What is being asked » Repeat each entry exactly and drop the pictures.
***** Given records *****
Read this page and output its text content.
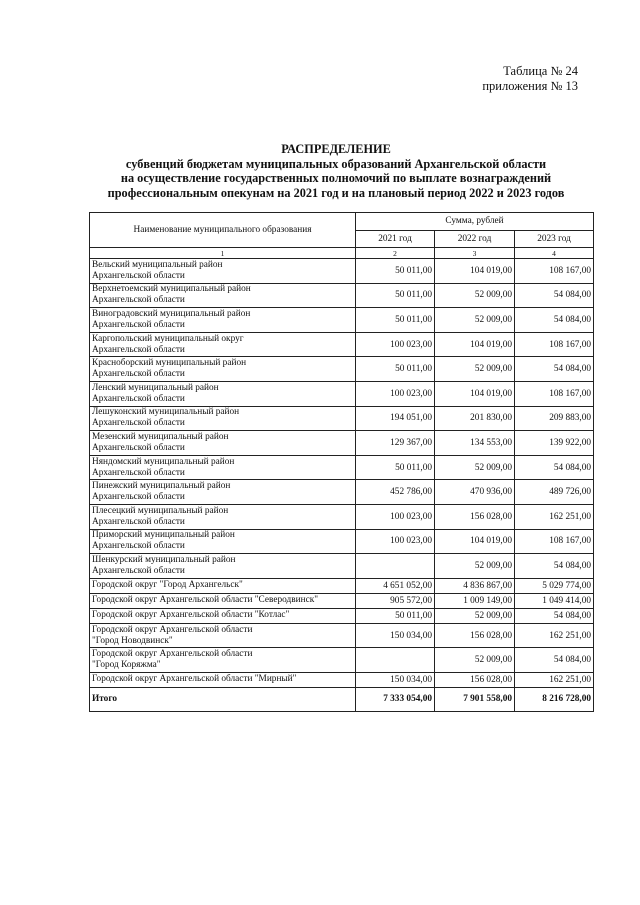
Таблица № 24
приложения № 13
РАСПРЕДЕЛЕНИЕ
субвенций бюджетам муниципальных образований Архангельской области
на осуществление государственных полномочий по выплате вознаграждений
профессиональным опекунам на 2021 год и на плановый период 2022 и 2023 годов
Наименование муниципального образования	Сумма, рублей		
	2021 год	2022 год	2023 год
1	2	3	4

Вельский муниципальный район
Архангельской области	50 011,00	104 019,00	108 167,00

Верхнетоемский муниципальный район
Архангельской области	50 011,00	52 009,00	54 084,00

Виноградовский муниципальный район
Архангельской области	50 011,00	52 009,00	54 084,00

Каргопольский муниципальный округ
Архангельской области	100 023,00	104 019,00	108 167,00

Красноборский муниципальный район
Архангельской области	50 011,00	52 009,00	54 084,00

Ленский муниципальный район
Архангельской области	100 023,00	104 019,00	108 167,00

Лешуконский муниципальный район
Архангельской области	194 051,00	201 830,00	209 883,00

Мезенский муниципальный район
Архангельской области	129 367,00	134 553,00	139 922,00

Няндомский муниципальный район
Архангельской области	50 011,00	52 009,00	54 084,00

Пинежский муниципальный район
Архангельской области	452 786,00	470 936,00	489 726,00

Плесецкий муниципальный район
Архангельской области	100 023,00	156 028,00	162 251,00

Приморский муниципальный район
Архангельской области	100 023,00	104 019,00	108 167,00

Шенкурский муниципальный район
Архангельской области		52 009,00	54 084,00

Городской округ "Город Архангельск"	4 651 052,00	4 836 867,00	5 029 774,00

Городской округ Архангельской области "Северодвинск"	905 572,00	1 009 149,00	1 049 414,00

Городской округ Архангельской области "Котлас"	50 011,00	52 009,00	54 084,00

Городской округ Архангельской области
"Город Новодвинск"	150 034,00	156 028,00	162 251,00

Городской округ Архангельской области
"Город Коряжма"		52 009,00	54 084,00

Городской округ Архангельской области "Мирный"	150 034,00	156 028,00	162 251,00
Итого	7 333 054,00	7 901 558,00	8 216 728,00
*****
Correct response »
Read this page and output its text content.
Таблица № 24
приложения № 13
РАСПРЕДЕЛЕНИЕ
субвенций бюджетам муниципальных образований Архангельской области
на осуществление государственных полномочий по выплате вознаграждений
профессиональным опекунам на 2021 год и на плановый период 2022 и 2023 годов
Наименование муниципального образования	Сумма, рублей		
	2021 год	2022 год	2023 год
1	2	3	4

Вельский муниципальный район
Архангельской области	50 011,00	104 019,00	108 167,00

Верхнетоемский муниципальный район
Архангельской области	50 011,00	52 009,00	54 084,00

Виноградовский муниципальный район
Архангельской области	50 011,00	52 009,00	54 084,00

Каргопольский муниципальный округ
Архангельской области	100 023,00	104 019,00	108 167,00

Красноборский муниципальный район
Архангельской области	50 011,00	52 009,00	54 084,00

Ленский муниципальный район
Архангельской области	100 023,00	104 019,00	108 167,00

Лешуконский муниципальный район
Архангельской области	194 051,00	201 830,00	209 883,00

Мезенский муниципальный район
Архангельской области	129 367,00	134 553,00	139 922,00

Няндомский муниципальный район
Архангельской области	50 011,00	52 009,00	54 084,00

Пинежский муниципальный район
Архангельской области	452 786,00	470 936,00	489 726,00

Плесецкий муниципальный район
Архангельской области	100 023,00	156 028,00	162 251,00

Приморский муниципальный район
Архангельской области	100 023,00	104 019,00	108 167,00

Шенкурский муниципальный район
Архангельской области		52 009,00	54 084,00

Городской округ "Город Архангельск"	4 651 052,00	4 836 867,00	5 029 774,00

Городской округ Архангельской области "Северодвинск"	905 572,00	1 009 149,00	1 049 414,00

Городской округ Архангельской области "Котлас"	50 011,00	52 009,00	54 084,00

Городской округ Архангельской области
"Город Новодвинск"	150 034,00	156 028,00	162 251,00

Городской округ Архангельской области
"Город Коряжма"		52 009,00	54 084,00

Городской округ Архангельской области "Мирный"	150 034,00	156 028,00	162 251,00
Итого	7 333 054,00	7 901 558,00	8 216 728,00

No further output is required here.